## Start

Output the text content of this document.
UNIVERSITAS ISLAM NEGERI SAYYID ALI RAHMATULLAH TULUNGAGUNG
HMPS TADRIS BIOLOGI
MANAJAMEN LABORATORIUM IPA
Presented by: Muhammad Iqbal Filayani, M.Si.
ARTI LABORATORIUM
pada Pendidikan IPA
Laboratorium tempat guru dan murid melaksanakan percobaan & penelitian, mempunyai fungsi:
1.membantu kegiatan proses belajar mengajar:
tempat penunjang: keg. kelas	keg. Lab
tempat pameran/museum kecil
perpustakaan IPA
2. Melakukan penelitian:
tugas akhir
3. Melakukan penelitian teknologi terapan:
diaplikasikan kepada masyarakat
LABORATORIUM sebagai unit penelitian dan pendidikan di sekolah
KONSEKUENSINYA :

## End

• [Prompt]
From the listing above, return each line with the word "Melakukan".

• [The result]
2. Melakukan penelitian:
3. Melakukan penelitian teknologi terapan:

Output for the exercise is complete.